* [Task]
Transcribe all the entries word for word, skipping the pictures.

(Records from a collection of figures)
____

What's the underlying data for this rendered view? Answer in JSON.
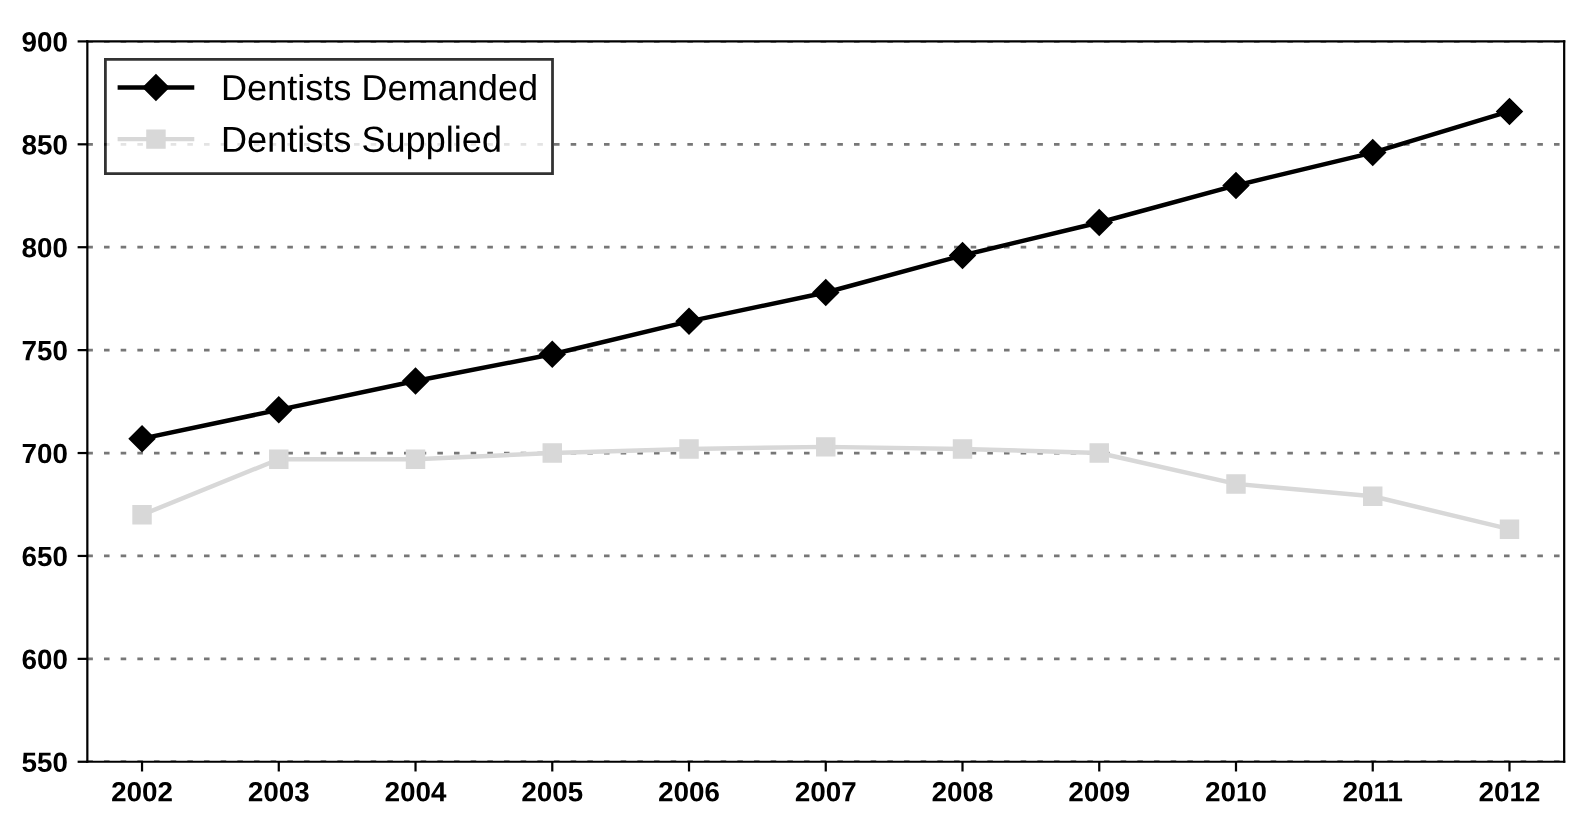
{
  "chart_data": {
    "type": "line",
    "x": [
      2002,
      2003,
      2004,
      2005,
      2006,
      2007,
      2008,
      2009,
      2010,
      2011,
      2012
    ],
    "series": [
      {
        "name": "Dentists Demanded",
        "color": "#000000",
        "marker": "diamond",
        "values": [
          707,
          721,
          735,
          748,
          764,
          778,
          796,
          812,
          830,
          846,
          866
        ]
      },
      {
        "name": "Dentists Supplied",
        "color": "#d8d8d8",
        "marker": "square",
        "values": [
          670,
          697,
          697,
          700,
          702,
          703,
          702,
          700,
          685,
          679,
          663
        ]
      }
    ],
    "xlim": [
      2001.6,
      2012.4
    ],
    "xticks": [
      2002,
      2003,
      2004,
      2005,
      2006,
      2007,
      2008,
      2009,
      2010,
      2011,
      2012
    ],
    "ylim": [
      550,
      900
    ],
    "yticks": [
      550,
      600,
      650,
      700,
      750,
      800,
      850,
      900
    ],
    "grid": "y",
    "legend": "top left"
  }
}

____

* [Solution below]
What's the underlying data for this rendered view? Answer in JSON.
{
  "chart_data": {
    "type": "line",
    "x": [
      2002,
      2003,
      2004,
      2005,
      2006,
      2007,
      2008,
      2009,
      2010,
      2011,
      2012
    ],
    "series": [
      {
        "name": "Dentists Demanded",
        "color": "#000000",
        "marker": "diamond",
        "values": [
          707,
          721,
          735,
          748,
          764,
          778,
          796,
          812,
          830,
          846,
          866
        ]
      },
      {
        "name": "Dentists Supplied",
        "color": "#d8d8d8",
        "marker": "square",
        "values": [
          670,
          697,
          697,
          700,
          702,
          703,
          702,
          700,
          685,
          679,
          663
        ]
      }
    ],
    "xlim": [
      2001.6,
      2012.4
    ],
    "xticks": [
      2002,
      2003,
      2004,
      2005,
      2006,
      2007,
      2008,
      2009,
      2010,
      2011,
      2012
    ],
    "ylim": [
      550,
      900
    ],
    "yticks": [
      550,
      600,
      650,
      700,
      750,
      800,
      850,
      900
    ],
    "grid": "y",
    "legend": "top left"
  }
}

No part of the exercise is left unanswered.